= The task =
Print the data that follows exactly.

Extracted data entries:
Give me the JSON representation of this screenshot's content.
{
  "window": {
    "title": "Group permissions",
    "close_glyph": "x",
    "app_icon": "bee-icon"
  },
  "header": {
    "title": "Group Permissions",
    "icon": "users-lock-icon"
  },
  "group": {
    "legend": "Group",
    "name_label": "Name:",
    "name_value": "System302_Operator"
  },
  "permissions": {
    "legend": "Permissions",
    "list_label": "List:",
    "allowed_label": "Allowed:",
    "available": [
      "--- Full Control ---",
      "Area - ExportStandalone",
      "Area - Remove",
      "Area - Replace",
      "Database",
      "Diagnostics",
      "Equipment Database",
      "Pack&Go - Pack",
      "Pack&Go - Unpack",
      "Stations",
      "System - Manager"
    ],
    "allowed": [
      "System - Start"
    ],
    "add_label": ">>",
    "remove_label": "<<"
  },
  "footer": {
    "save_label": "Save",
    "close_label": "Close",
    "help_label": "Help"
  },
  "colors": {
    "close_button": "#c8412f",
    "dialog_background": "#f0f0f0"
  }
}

= Written answer =
Give me the JSON representation of this screenshot's content.
{
  "window": {
    "title": "Group permissions",
    "close_glyph": "x",
    "app_icon": "bee-icon"
  },
  "header": {
    "title": "Group Permissions",
    "icon": "users-lock-icon"
  },
  "group": {
    "legend": "Group",
    "name_label": "Name:",
    "name_value": "System302_Operator"
  },
  "permissions": {
    "legend": "Permissions",
    "list_label": "List:",
    "allowed_label": "Allowed:",
    "available": [
      "--- Full Control ---",
      "Area - ExportStandalone",
      "Area - Remove",
      "Area - Replace",
      "Database",
      "Diagnostics",
      "Equipment Database",
      "Pack&Go - Pack",
      "Pack&Go - Unpack",
      "Stations",
      "System - Manager"
    ],
    "allowed": [
      "System - Start"
    ],
    "add_label": ">>",
    "remove_label": "<<"
  },
  "footer": {
    "save_label": "Save",
    "close_label": "Close",
    "help_label": "Help"
  },
  "colors": {
    "close_button": "#c8412f",
    "dialog_background": "#f0f0f0"
  }
}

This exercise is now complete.